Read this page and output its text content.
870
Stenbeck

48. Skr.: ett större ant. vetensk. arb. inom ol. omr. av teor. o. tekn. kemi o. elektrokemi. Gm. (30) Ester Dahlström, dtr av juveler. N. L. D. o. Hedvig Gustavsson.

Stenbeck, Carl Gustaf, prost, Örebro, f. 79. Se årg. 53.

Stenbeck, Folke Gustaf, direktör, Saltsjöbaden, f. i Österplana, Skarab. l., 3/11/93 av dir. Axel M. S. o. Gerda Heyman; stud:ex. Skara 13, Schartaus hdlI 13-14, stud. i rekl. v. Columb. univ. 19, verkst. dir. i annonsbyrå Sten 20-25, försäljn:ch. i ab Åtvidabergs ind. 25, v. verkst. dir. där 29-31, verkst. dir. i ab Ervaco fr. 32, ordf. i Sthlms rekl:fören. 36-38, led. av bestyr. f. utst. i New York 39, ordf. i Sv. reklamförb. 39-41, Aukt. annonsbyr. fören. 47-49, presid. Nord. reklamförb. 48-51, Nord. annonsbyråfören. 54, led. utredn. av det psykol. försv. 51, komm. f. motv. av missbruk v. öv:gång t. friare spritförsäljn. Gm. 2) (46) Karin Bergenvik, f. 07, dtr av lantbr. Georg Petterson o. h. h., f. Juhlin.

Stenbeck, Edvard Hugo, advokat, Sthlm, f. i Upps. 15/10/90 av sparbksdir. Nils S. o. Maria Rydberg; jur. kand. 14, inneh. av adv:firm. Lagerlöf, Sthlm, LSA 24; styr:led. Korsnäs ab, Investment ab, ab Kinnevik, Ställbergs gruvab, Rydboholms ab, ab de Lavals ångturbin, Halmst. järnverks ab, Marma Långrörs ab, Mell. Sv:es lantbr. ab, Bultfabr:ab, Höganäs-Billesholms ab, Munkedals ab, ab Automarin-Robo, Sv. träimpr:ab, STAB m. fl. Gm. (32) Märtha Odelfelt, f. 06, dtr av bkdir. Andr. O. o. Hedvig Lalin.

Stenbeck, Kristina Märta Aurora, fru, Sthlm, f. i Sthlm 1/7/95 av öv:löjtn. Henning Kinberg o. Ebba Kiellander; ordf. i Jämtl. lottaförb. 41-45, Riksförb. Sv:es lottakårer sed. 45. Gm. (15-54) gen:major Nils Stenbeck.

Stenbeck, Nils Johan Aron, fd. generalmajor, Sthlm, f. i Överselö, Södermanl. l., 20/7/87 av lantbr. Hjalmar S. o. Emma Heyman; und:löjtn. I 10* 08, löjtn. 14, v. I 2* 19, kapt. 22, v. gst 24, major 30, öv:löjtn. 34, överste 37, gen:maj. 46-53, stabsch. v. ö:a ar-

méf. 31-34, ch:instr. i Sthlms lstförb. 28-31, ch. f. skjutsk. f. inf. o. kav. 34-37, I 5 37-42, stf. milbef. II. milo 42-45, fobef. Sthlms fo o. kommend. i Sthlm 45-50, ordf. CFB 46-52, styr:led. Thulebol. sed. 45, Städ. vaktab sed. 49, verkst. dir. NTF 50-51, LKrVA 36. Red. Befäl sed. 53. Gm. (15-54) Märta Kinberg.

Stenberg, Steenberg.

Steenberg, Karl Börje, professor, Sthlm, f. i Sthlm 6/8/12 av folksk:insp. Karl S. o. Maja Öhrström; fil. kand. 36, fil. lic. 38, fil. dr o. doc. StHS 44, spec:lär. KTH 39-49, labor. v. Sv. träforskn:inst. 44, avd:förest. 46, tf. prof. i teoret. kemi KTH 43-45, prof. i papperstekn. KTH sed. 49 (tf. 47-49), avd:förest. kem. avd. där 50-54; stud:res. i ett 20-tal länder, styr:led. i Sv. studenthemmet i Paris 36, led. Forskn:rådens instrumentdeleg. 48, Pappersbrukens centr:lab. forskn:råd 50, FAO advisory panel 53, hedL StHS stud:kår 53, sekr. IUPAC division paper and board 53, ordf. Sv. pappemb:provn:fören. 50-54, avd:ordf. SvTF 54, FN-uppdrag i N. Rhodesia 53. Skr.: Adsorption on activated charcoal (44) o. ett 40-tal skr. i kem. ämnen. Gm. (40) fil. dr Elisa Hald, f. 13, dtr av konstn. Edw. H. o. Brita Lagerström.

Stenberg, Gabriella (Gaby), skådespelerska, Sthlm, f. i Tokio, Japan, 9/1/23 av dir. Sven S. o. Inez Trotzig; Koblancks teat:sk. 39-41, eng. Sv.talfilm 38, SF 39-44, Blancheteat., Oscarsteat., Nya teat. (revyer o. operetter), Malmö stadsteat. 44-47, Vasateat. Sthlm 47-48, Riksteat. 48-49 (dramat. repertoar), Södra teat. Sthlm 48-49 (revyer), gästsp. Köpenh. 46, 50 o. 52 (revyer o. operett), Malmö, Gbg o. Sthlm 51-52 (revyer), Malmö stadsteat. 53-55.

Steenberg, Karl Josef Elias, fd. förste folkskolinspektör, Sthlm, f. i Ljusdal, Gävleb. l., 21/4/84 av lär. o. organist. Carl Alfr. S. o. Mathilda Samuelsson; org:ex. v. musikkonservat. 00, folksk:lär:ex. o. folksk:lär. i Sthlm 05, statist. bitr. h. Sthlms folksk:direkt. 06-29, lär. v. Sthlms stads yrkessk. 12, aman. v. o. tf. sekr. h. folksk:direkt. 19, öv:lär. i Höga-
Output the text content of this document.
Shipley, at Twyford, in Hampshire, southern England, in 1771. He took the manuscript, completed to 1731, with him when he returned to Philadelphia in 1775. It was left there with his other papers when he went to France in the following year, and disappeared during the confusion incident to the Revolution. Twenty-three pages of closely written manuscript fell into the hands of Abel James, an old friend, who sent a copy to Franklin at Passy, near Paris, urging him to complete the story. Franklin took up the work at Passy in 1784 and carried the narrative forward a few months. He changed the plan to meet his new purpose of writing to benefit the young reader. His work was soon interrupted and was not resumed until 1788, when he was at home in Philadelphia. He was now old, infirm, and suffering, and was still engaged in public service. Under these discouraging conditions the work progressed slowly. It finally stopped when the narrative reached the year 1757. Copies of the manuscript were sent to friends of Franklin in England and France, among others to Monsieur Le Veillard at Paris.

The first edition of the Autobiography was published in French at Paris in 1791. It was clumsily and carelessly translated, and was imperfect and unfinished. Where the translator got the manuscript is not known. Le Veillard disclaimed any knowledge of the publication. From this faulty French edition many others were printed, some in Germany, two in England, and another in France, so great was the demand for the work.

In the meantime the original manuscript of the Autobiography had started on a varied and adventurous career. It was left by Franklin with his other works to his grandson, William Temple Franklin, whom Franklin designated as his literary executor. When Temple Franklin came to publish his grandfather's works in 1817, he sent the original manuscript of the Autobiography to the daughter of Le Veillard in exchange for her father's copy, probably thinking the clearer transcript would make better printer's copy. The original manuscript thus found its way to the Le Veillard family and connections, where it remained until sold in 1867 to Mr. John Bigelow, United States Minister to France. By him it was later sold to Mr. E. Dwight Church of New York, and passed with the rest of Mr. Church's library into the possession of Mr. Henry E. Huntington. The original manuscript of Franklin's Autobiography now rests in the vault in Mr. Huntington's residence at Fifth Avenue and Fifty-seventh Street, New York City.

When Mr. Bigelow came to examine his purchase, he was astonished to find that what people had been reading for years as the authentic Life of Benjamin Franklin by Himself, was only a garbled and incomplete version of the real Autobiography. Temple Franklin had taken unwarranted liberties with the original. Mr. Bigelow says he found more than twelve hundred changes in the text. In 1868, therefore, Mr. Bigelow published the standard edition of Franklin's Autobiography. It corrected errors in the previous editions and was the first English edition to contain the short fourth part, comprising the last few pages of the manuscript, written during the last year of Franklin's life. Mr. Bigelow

- PROBLEM DESCRIPTION
Give the listing above again, word for word.

- EXERCISE SOLUTION
Read this page and output its text content.
870
Stenbeck

48. Skr.: ett större ant. vetensk. arb. inom ol. omr. av teor. o. tekn. kemi o. elektrokemi. Gm. (30) Ester Dahlström, dtr av juveler. N. L. D. o. Hedvig Gustavsson.

Stenbeck, Carl Gustaf, prost, Örebro, f. 79. Se årg. 53.

Stenbeck, Folke Gustaf, direktör, Saltsjöbaden, f. i Österplana, Skarab. l., 3/11/93 av dir. Axel M. S. o. Gerda Heyman; stud:ex. Skara 13, Schartaus hdlI 13-14, stud. i rekl. v. Columb. univ. 19, verkst. dir. i annonsbyrå Sten 20-25, försäljn:ch. i ab Åtvidabergs ind. 25, v. verkst. dir. där 29-31, verkst. dir. i ab Ervaco fr. 32, ordf. i Sthlms rekl:fören. 36-38, led. av bestyr. f. utst. i New York 39, ordf. i Sv. reklamförb. 39-41, Aukt. annonsbyr. fören. 47-49, presid. Nord. reklamförb. 48-51, Nord. annonsbyråfören. 54, led. utredn. av det psykol. försv. 51, komm. f. motv. av missbruk v. öv:gång t. friare spritförsäljn. Gm. 2) (46) Karin Bergenvik, f. 07, dtr av lantbr. Georg Petterson o. h. h., f. Juhlin.

Stenbeck, Edvard Hugo, advokat, Sthlm, f. i Upps. 15/10/90 av sparbksdir. Nils S. o. Maria Rydberg; jur. kand. 14, inneh. av adv:firm. Lagerlöf, Sthlm, LSA 24; styr:led. Korsnäs ab, Investment ab, ab Kinnevik, Ställbergs gruvab, Rydboholms ab, ab de Lavals ångturbin, Halmst. järnverks ab, Marma Långrörs ab, Mell. Sv:es lantbr. ab, Bultfabr:ab, Höganäs-Billesholms ab, Munkedals ab, ab Automarin-Robo, Sv. träimpr:ab, STAB m. fl. Gm. (32) Märtha Odelfelt, f. 06, dtr av bkdir. Andr. O. o. Hedvig Lalin.

Stenbeck, Kristina Märta Aurora, fru, Sthlm, f. i Sthlm 1/7/95 av öv:löjtn. Henning Kinberg o. Ebba Kiellander; ordf. i Jämtl. lottaförb. 41-45, Riksförb. Sv:es lottakårer sed. 45. Gm. (15-54) gen:major Nils Stenbeck.

Stenbeck, Nils Johan Aron, fd. generalmajor, Sthlm, f. i Överselö, Södermanl. l., 20/7/87 av lantbr. Hjalmar S. o. Emma Heyman; und:löjtn. I 10* 08, löjtn. 14, v. I 2* 19, kapt. 22, v. gst 24, major 30, öv:löjtn. 34, överste 37, gen:maj. 46-53, stabsch. v. ö:a ar-

méf. 31-34, ch:instr. i Sthlms lstförb. 28-31, ch. f. skjutsk. f. inf. o. kav. 34-37, I 5 37-42, stf. milbef. II. milo 42-45, fobef. Sthlms fo o. kommend. i Sthlm 45-50, ordf. CFB 46-52, styr:led. Thulebol. sed. 45, Städ. vaktab sed. 49, verkst. dir. NTF 50-51, LKrVA 36. Red. Befäl sed. 53. Gm. (15-54) Märta Kinberg.

Stenberg, Steenberg.

Steenberg, Karl Börje, professor, Sthlm, f. i Sthlm 6/8/12 av folksk:insp. Karl S. o. Maja Öhrström; fil. kand. 36, fil. lic. 38, fil. dr o. doc. StHS 44, spec:lär. KTH 39-49, labor. v. Sv. träforskn:inst. 44, avd:förest. 46, tf. prof. i teoret. kemi KTH 43-45, prof. i papperstekn. KTH sed. 49 (tf. 47-49), avd:förest. kem. avd. där 50-54; stud:res. i ett 20-tal länder, styr:led. i Sv. studenthemmet i Paris 36, led. Forskn:rådens instrumentdeleg. 48, Pappersbrukens centr:lab. forskn:råd 50, FAO advisory panel 53, hedL StHS stud:kår 53, sekr. IUPAC division paper and board 53, ordf. Sv. pappemb:provn:fören. 50-54, avd:ordf. SvTF 54, FN-uppdrag i N. Rhodesia 53. Skr.: Adsorption on activated charcoal (44) o. ett 40-tal skr. i kem. ämnen. Gm. (40) fil. dr Elisa Hald, f. 13, dtr av konstn. Edw. H. o. Brita Lagerström.

Stenberg, Gabriella (Gaby), skådespelerska, Sthlm, f. i Tokio, Japan, 9/1/23 av dir. Sven S. o. Inez Trotzig; Koblancks teat:sk. 39-41, eng. Sv.talfilm 38, SF 39-44, Blancheteat., Oscarsteat., Nya teat. (revyer o. operetter), Malmö stadsteat. 44-47, Vasateat. Sthlm 47-48, Riksteat. 48-49 (dramat. repertoar), Södra teat. Sthlm 48-49 (revyer), gästsp. Köpenh. 46, 50 o. 52 (revyer o. operett), Malmö, Gbg o. Sthlm 51-52 (revyer), Malmö stadsteat. 53-55.

Steenberg, Karl Josef Elias, fd. förste folkskolinspektör, Sthlm, f. i Ljusdal, Gävleb. l., 21/4/84 av lär. o. organist. Carl Alfr. S. o. Mathilda Samuelsson; org:ex. v. musikkonservat. 00, folksk:lär:ex. o. folksk:lär. i Sthlm 05, statist. bitr. h. Sthlms folksk:direkt. 06-29, lär. v. Sthlms stads yrkessk. 12, aman. v. o. tf. sekr. h. folksk:direkt. 19, öv:lär. i Höga-
Output the text content of this document.
Shipley, at Twyford, in Hampshire, southern England, in 1771. He took the manuscript, completed to 1731, with him when he returned to Philadelphia in 1775. It was left there with his other papers when he went to France in the following year, and disappeared during the confusion incident to the Revolution. Twenty-three pages of closely written manuscript fell into the hands of Abel James, an old friend, who sent a copy to Franklin at Passy, near Paris, urging him to complete the story. Franklin took up the work at Passy in 1784 and carried the narrative forward a few months. He changed the plan to meet his new purpose of writing to benefit the young reader. His work was soon interrupted and was not resumed until 1788, when he was at home in Philadelphia. He was now old, infirm, and suffering, and was still engaged in public service. Under these discouraging conditions the work progressed slowly. It finally stopped when the narrative reached the year 1757. Copies of the manuscript were sent to friends of Franklin in England and France, among others to Monsieur Le Veillard at Paris.

The first edition of the Autobiography was published in French at Paris in 1791. It was clumsily and carelessly translated, and was imperfect and unfinished. Where the translator got the manuscript is not known. Le Veillard disclaimed any knowledge of the publication. From this faulty French edition many others were printed, some in Germany, two in England, and another in France, so great was the demand for the work.

In the meantime the original manuscript of the Autobiography had started on a varied and adventurous career. It was left by Franklin with his other works to his grandson, William Temple Franklin, whom Franklin designated as his literary executor. When Temple Franklin came to publish his grandfather's works in 1817, he sent the original manuscript of the Autobiography to the daughter of Le Veillard in exchange for her father's copy, probably thinking the clearer transcript would make better printer's copy. The original manuscript thus found its way to the Le Veillard family and connections, where it remained until sold in 1867 to Mr. John Bigelow, United States Minister to France. By him it was later sold to Mr. E. Dwight Church of New York, and passed with the rest of Mr. Church's library into the possession of Mr. Henry E. Huntington. The original manuscript of Franklin's Autobiography now rests in the vault in Mr. Huntington's residence at Fifth Avenue and Fifty-seventh Street, New York City.

When Mr. Bigelow came to examine his purchase, he was astonished to find that what people had been reading for years as the authentic Life of Benjamin Franklin by Himself, was only a garbled and incomplete version of the real Autobiography. Temple Franklin had taken unwarranted liberties with the original. Mr. Bigelow says he found more than twelve hundred changes in the text. In 1868, therefore, Mr. Bigelow published the standard edition of Franklin's Autobiography. It corrected errors in the previous editions and was the first English edition to contain the short fourth part, comprising the last few pages of the manuscript, written during the last year of Franklin's life. Mr. Bigelow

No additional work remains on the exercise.